Figure contents as structured data:
--- Start ---

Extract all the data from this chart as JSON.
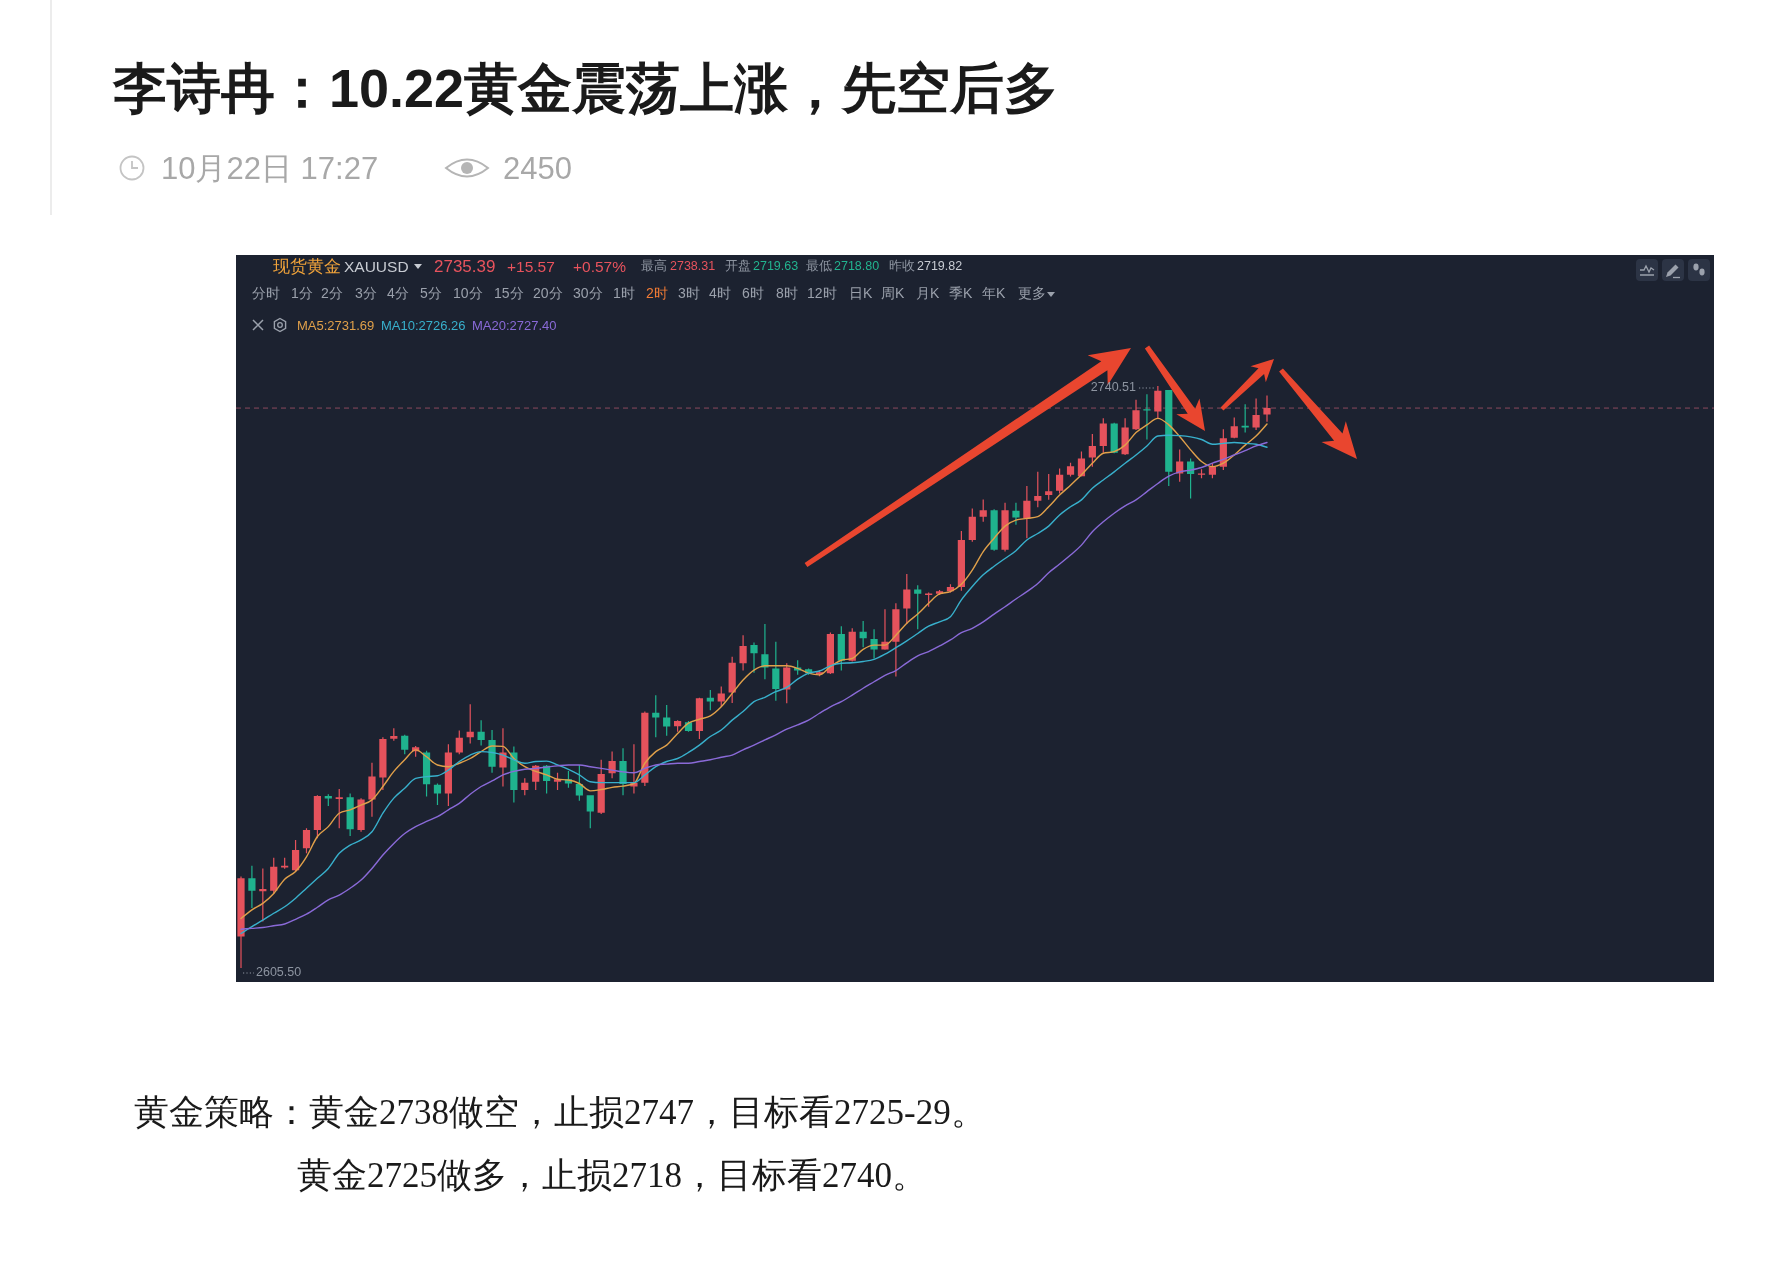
{
  "chart_data": {
    "type": "candlestick",
    "title": "李诗冉：10.22黄金震荡上涨，先空后多",
    "categories": [
      null,
      null,
      null,
      null,
      null,
      null,
      null,
      null,
      null,
      null,
      null,
      null,
      null,
      null,
      null,
      null,
      null,
      null,
      null,
      null,
      null,
      null,
      null,
      null,
      null,
      null,
      null,
      null,
      null,
      null,
      null,
      null,
      null,
      null,
      null,
      null,
      null,
      null,
      null,
      null,
      null,
      null,
      null,
      null,
      null,
      null,
      null,
      null,
      null,
      null,
      null,
      null,
      null,
      null,
      null,
      null,
      null,
      null,
      null,
      null,
      null,
      null,
      null,
      null,
      null,
      null,
      null,
      null,
      null,
      null,
      null,
      null,
      null,
      null,
      null,
      null,
      null,
      null,
      null,
      null,
      null,
      null,
      null,
      null,
      null,
      null,
      null,
      null,
      null,
      null,
      null,
      null,
      null,
      null,
      null
    ],
    "ohlc": [
      [
        2612.8,
        2626.7,
        2605.5,
        2626.3
      ],
      [
        2626.3,
        2629.2,
        2619.4,
        2623.4
      ],
      [
        2623.3,
        2628.6,
        2616.3,
        2623.8
      ],
      [
        2623.4,
        2631.1,
        2622.8,
        2629.0
      ],
      [
        2628.8,
        2631.1,
        2628.5,
        2629.2
      ],
      [
        2628.2,
        2635.2,
        2627.9,
        2632.9
      ],
      [
        2633.3,
        2637.9,
        2632.1,
        2637.5
      ],
      [
        2637.5,
        2645.6,
        2635.6,
        2645.4
      ],
      [
        2645.4,
        2645.8,
        2643.1,
        2644.8
      ],
      [
        2644.7,
        2647.0,
        2637.9,
        2645.1
      ],
      [
        2645.1,
        2646.0,
        2636.1,
        2637.7
      ],
      [
        2637.5,
        2644.9,
        2637.1,
        2644.6
      ],
      [
        2644.6,
        2653.1,
        2640.6,
        2649.9
      ],
      [
        2649.7,
        2659.0,
        2646.8,
        2658.6
      ],
      [
        2658.7,
        2661.1,
        2658.2,
        2659.3
      ],
      [
        2659.4,
        2659.6,
        2655.1,
        2656.1
      ],
      [
        2655.8,
        2657.0,
        2654.5,
        2656.7
      ],
      [
        2655.5,
        2655.9,
        2645.3,
        2648.1
      ],
      [
        2648.0,
        2648.3,
        2643.3,
        2646.0
      ],
      [
        2646.0,
        2657.4,
        2643.1,
        2655.5
      ],
      [
        2655.5,
        2660.6,
        2655.1,
        2658.9
      ],
      [
        2659.0,
        2666.7,
        2657.6,
        2660.3
      ],
      [
        2660.3,
        2663.0,
        2657.1,
        2658.4
      ],
      [
        2658.4,
        2660.7,
        2650.8,
        2652.2
      ],
      [
        2652.0,
        2661.1,
        2647.6,
        2655.5
      ],
      [
        2655.5,
        2656.9,
        2643.9,
        2646.8
      ],
      [
        2646.8,
        2649.5,
        2645.6,
        2648.5
      ],
      [
        2648.7,
        2652.6,
        2646.8,
        2652.4
      ],
      [
        2652.4,
        2652.6,
        2646.0,
        2648.9
      ],
      [
        2648.7,
        2650.8,
        2646.8,
        2649.3
      ],
      [
        2649.3,
        2651.2,
        2647.3,
        2648.3
      ],
      [
        2648.2,
        2652.6,
        2644.3,
        2645.5
      ],
      [
        2645.6,
        2645.6,
        2637.9,
        2641.8
      ],
      [
        2641.5,
        2653.8,
        2641.2,
        2650.5
      ],
      [
        2650.7,
        2655.7,
        2649.5,
        2653.5
      ],
      [
        2653.5,
        2656.5,
        2645.6,
        2648.2
      ],
      [
        2647.6,
        2657.4,
        2646.0,
        2648.5
      ],
      [
        2648.5,
        2665.0,
        2647.7,
        2664.7
      ],
      [
        2664.7,
        2668.8,
        2659.0,
        2663.6
      ],
      [
        2663.6,
        2666.5,
        2659.4,
        2661.5
      ],
      [
        2661.6,
        2663.0,
        2660.3,
        2662.8
      ],
      [
        2662.5,
        2662.8,
        2660.3,
        2660.5
      ],
      [
        2660.5,
        2668.2,
        2658.6,
        2668.1
      ],
      [
        2668.2,
        2670.0,
        2665.3,
        2667.3
      ],
      [
        2667.3,
        2670.8,
        2666.1,
        2669.2
      ],
      [
        2669.4,
        2677.7,
        2667.0,
        2676.3
      ],
      [
        2676.2,
        2682.7,
        2674.5,
        2680.2
      ],
      [
        2680.4,
        2681.0,
        2674.0,
        2678.5
      ],
      [
        2678.3,
        2685.3,
        2672.5,
        2675.2
      ],
      [
        2675.0,
        2681.2,
        2667.5,
        2670.2
      ],
      [
        2670.1,
        2676.2,
        2666.9,
        2675.2
      ],
      [
        2675.2,
        2676.9,
        2673.5,
        2674.5
      ],
      [
        2674.8,
        2675.0,
        2673.5,
        2673.9
      ],
      [
        2673.7,
        2674.6,
        2673.2,
        2674.1
      ],
      [
        2673.9,
        2683.3,
        2673.7,
        2683.0
      ],
      [
        2683.0,
        2684.8,
        2674.5,
        2676.8
      ],
      [
        2676.8,
        2684.3,
        2676.6,
        2683.5
      ],
      [
        2683.5,
        2686.0,
        2679.9,
        2682.0
      ],
      [
        2681.8,
        2684.1,
        2677.3,
        2679.4
      ],
      [
        2679.4,
        2688.7,
        2679.3,
        2681.2
      ],
      [
        2681.2,
        2690.1,
        2673.1,
        2688.7
      ],
      [
        2688.9,
        2696.9,
        2685.3,
        2693.3
      ],
      [
        2693.3,
        2694.3,
        2684.1,
        2692.3
      ],
      [
        2692.0,
        2692.6,
        2689.3,
        2692.4
      ],
      [
        2692.3,
        2693.2,
        2692.0,
        2692.9
      ],
      [
        2692.9,
        2694.5,
        2692.6,
        2693.9
      ],
      [
        2693.9,
        2706.9,
        2693.0,
        2704.8
      ],
      [
        2704.8,
        2712.1,
        2704.4,
        2710.2
      ],
      [
        2710.2,
        2714.2,
        2709.0,
        2711.7
      ],
      [
        2711.7,
        2711.9,
        2702.3,
        2702.5
      ],
      [
        2702.5,
        2713.4,
        2702.1,
        2711.7
      ],
      [
        2711.6,
        2713.4,
        2708.3,
        2710.0
      ],
      [
        2709.8,
        2717.3,
        2705.2,
        2713.9
      ],
      [
        2713.9,
        2720.6,
        2712.4,
        2715.0
      ],
      [
        2715.2,
        2720.1,
        2714.1,
        2716.1
      ],
      [
        2716.2,
        2721.4,
        2715.6,
        2719.9
      ],
      [
        2719.9,
        2722.7,
        2719.5,
        2721.9
      ],
      [
        2719.6,
        2725.3,
        2719.5,
        2723.7
      ],
      [
        2723.9,
        2729.4,
        2721.8,
        2726.6
      ],
      [
        2726.6,
        2733.0,
        2725.0,
        2731.8
      ],
      [
        2731.8,
        2732.0,
        2724.9,
        2725.0
      ],
      [
        2724.7,
        2733.0,
        2724.5,
        2730.9
      ],
      [
        2730.5,
        2737.3,
        2730.3,
        2734.9
      ],
      [
        2735.1,
        2738.6,
        2728.1,
        2734.8
      ],
      [
        2734.6,
        2740.51,
        2733.0,
        2739.4
      ],
      [
        2739.6,
        2739.6,
        2717.3,
        2720.6
      ],
      [
        2720.2,
        2725.8,
        2718.3,
        2723.0
      ],
      [
        2723.0,
        2723.7,
        2714.4,
        2720.1
      ],
      [
        2719.9,
        2721.2,
        2719.1,
        2720.2
      ],
      [
        2719.9,
        2722.6,
        2719.1,
        2721.8
      ],
      [
        2721.8,
        2730.5,
        2721.0,
        2728.4
      ],
      [
        2728.5,
        2733.2,
        2728.4,
        2731.2
      ],
      [
        2731.3,
        2736.3,
        2729.7,
        2730.9
      ],
      [
        2730.9,
        2737.6,
        2730.3,
        2733.8
      ],
      [
        2733.9,
        2738.3,
        2732.2,
        2735.39
      ]
    ],
    "colors": [
      "#e5525c",
      "#1fb38e",
      "#e5525c",
      "#e5525c",
      "#e5525c",
      "#e5525c",
      "#e5525c",
      "#e5525c",
      "#1fb38e",
      "#e5525c",
      "#1fb38e",
      "#e5525c",
      "#e5525c",
      "#e5525c",
      "#e5525c",
      "#1fb38e",
      "#e5525c",
      "#1fb38e",
      "#1fb38e",
      "#e5525c",
      "#e5525c",
      "#e5525c",
      "#1fb38e",
      "#1fb38e",
      "#e5525c",
      "#1fb38e",
      "#e5525c",
      "#e5525c",
      "#1fb38e",
      "#e5525c",
      "#1fb38e",
      "#1fb38e",
      "#1fb38e",
      "#e5525c",
      "#e5525c",
      "#1fb38e",
      "#e5525c",
      "#e5525c",
      "#1fb38e",
      "#1fb38e",
      "#e5525c",
      "#1fb38e",
      "#e5525c",
      "#1fb38e",
      "#e5525c",
      "#e5525c",
      "#e5525c",
      "#1fb38e",
      "#1fb38e",
      "#1fb38e",
      "#e5525c",
      "#1fb38e",
      "#1fb38e",
      "#e5525c",
      "#e5525c",
      "#1fb38e",
      "#e5525c",
      "#1fb38e",
      "#1fb38e",
      "#e5525c",
      "#e5525c",
      "#e5525c",
      "#1fb38e",
      "#e5525c",
      "#e5525c",
      "#e5525c",
      "#e5525c",
      "#e5525c",
      "#e5525c",
      "#1fb38e",
      "#e5525c",
      "#1fb38e",
      "#e5525c",
      "#e5525c",
      "#e5525c",
      "#e5525c",
      "#e5525c",
      "#e5525c",
      "#e5525c",
      "#e5525c",
      "#1fb38e",
      "#e5525c",
      "#e5525c",
      "#1fb38e",
      "#e5525c",
      "#1fb38e",
      "#e5525c",
      "#1fb38e",
      "#e5525c",
      "#e5525c",
      "#e5525c",
      "#e5525c",
      "#1fb38e",
      "#e5525c",
      "#e5525c"
    ],
    "series": [
      {
        "name": "MA5:2731.69",
        "type": "line",
        "color": "#e0a04a",
        "values": [
          2617.0,
          2619.0,
          2620.5,
          2622.8,
          2626.1,
          2627.9,
          2631.3,
          2636.0,
          2638.3,
          2641.4,
          2642.2,
          2643.3,
          2644.5,
          2647.6,
          2651.1,
          2653.8,
          2656.1,
          2654.5,
          2652.6,
          2652.2,
          2653.0,
          2654.1,
          2655.7,
          2657.0,
          2656.9,
          2654.1,
          2652.2,
          2651.1,
          2650.3,
          2649.3,
          2649.1,
          2648.3,
          2646.6,
          2646.9,
          2647.4,
          2647.7,
          2648.3,
          2653.0,
          2655.7,
          2657.2,
          2659.9,
          2662.3,
          2663.2,
          2664.0,
          2666.1,
          2669.2,
          2672.3,
          2674.6,
          2675.6,
          2675.6,
          2675.6,
          2675.0,
          2673.9,
          2673.5,
          2675.4,
          2676.9,
          2677.3,
          2679.4,
          2680.4,
          2680.4,
          2682.7,
          2685.5,
          2687.6,
          2690.1,
          2692.3,
          2692.8,
          2694.5,
          2697.8,
          2702.1,
          2705.2,
          2708.0,
          2709.4,
          2709.8,
          2710.2,
          2712.5,
          2715.2,
          2717.5,
          2719.9,
          2722.6,
          2724.9,
          2725.3,
          2726.8,
          2729.7,
          2731.5,
          2733.0,
          2731.5,
          2728.8,
          2725.7,
          2723.0,
          2721.8,
          2722.6,
          2724.5,
          2726.8,
          2728.9,
          2731.7
        ]
      },
      {
        "name": "MA10:2726.26",
        "type": "line",
        "color": "#38b0cc",
        "values": [
          2613.5,
          2615.1,
          2616.6,
          2618.2,
          2619.7,
          2621.7,
          2624.0,
          2626.3,
          2628.6,
          2632.1,
          2634.0,
          2635.2,
          2637.1,
          2641.4,
          2644.9,
          2647.2,
          2649.5,
          2649.9,
          2650.1,
          2651.4,
          2653.4,
          2654.9,
          2655.7,
          2655.5,
          2654.9,
          2653.8,
          2653.0,
          2653.4,
          2653.5,
          2652.6,
          2651.6,
          2650.3,
          2648.7,
          2648.5,
          2648.5,
          2648.5,
          2648.5,
          2650.3,
          2652.2,
          2653.4,
          2654.1,
          2655.5,
          2657.2,
          2659.2,
          2660.7,
          2663.0,
          2665.0,
          2667.3,
          2668.3,
          2669.6,
          2670.6,
          2672.5,
          2673.9,
          2674.4,
          2675.6,
          2676.2,
          2676.3,
          2676.6,
          2677.1,
          2678.3,
          2679.8,
          2681.4,
          2683.1,
          2684.8,
          2685.8,
          2687.0,
          2690.9,
          2694.0,
          2696.7,
          2698.7,
          2700.5,
          2702.3,
          2704.8,
          2706.3,
          2708.0,
          2710.6,
          2712.5,
          2714.1,
          2716.8,
          2718.7,
          2720.6,
          2722.6,
          2724.5,
          2726.6,
          2728.9,
          2729.1,
          2729.0,
          2728.7,
          2728.1,
          2727.0,
          2727.2,
          2727.4,
          2727.2,
          2727.0,
          2726.3
        ]
      },
      {
        "name": "MA20:2727.40",
        "type": "line",
        "color": "#8a6ad8",
        "values": [
          2614.5,
          2614.7,
          2614.9,
          2615.3,
          2615.7,
          2616.8,
          2618.0,
          2619.6,
          2621.3,
          2622.4,
          2624.0,
          2625.9,
          2628.6,
          2631.7,
          2634.4,
          2636.7,
          2638.3,
          2639.5,
          2640.6,
          2642.2,
          2643.7,
          2645.8,
          2647.6,
          2648.9,
          2650.3,
          2651.1,
          2651.6,
          2651.8,
          2652.1,
          2652.4,
          2652.6,
          2652.6,
          2652.2,
          2651.8,
          2651.4,
          2651.0,
          2650.8,
          2651.8,
          2652.6,
          2652.8,
          2653.0,
          2653.0,
          2653.4,
          2653.8,
          2654.4,
          2654.9,
          2656.1,
          2657.2,
          2658.4,
          2659.6,
          2660.9,
          2661.9,
          2663.0,
          2664.6,
          2666.1,
          2667.3,
          2668.8,
          2670.4,
          2671.9,
          2673.4,
          2674.5,
          2676.3,
          2677.9,
          2678.9,
          2680.2,
          2681.6,
          2683.3,
          2684.3,
          2685.8,
          2687.6,
          2689.3,
          2691.1,
          2692.8,
          2694.7,
          2697.2,
          2699.2,
          2701.3,
          2703.6,
          2706.7,
          2709.0,
          2711.0,
          2712.7,
          2714.1,
          2716.0,
          2717.9,
          2719.6,
          2720.6,
          2721.0,
          2721.6,
          2722.6,
          2723.5,
          2724.5,
          2725.5,
          2726.6,
          2727.4
        ]
      }
    ],
    "legend": "top left",
    "ref_lines": [
      {
        "axis": "y",
        "value": 2735.39,
        "color": "#8a4a5c",
        "line_style": "dashed"
      }
    ],
    "annotations": [
      "10月22日 17:27",
      "2450",
      "现货黄金",
      "XAUUSD",
      "2735.39",
      "+15.57",
      "+0.57%",
      "最高",
      "2738.31",
      "开盘",
      "2719.63",
      "最低",
      "2718.80",
      "昨收",
      "2719.82",
      "分时",
      "1分",
      "2分",
      "3分",
      "4分",
      "5分",
      "10分",
      "15分",
      "20分",
      "30分",
      "1时",
      "2时",
      "3时",
      "4时",
      "6时",
      "8时",
      "12时",
      "日K",
      "周K",
      "月K",
      "季K",
      "年K",
      "更多",
      "2740.51",
      "2605.50",
      "黄金策略：黄金2738做空，止损2747，目标看2725-29。",
      "黄金2725做多，止损2718，目标看2740。"
    ]
  }
}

--- End ---

EXERCISE REQUIREMENTS:
Find the lines with the string "name" and reproduce them.

THE ANSWER:
        "name": "MA5:2731.69",
        "name": "MA10:2726.26",
        "name": "MA20:2727.40",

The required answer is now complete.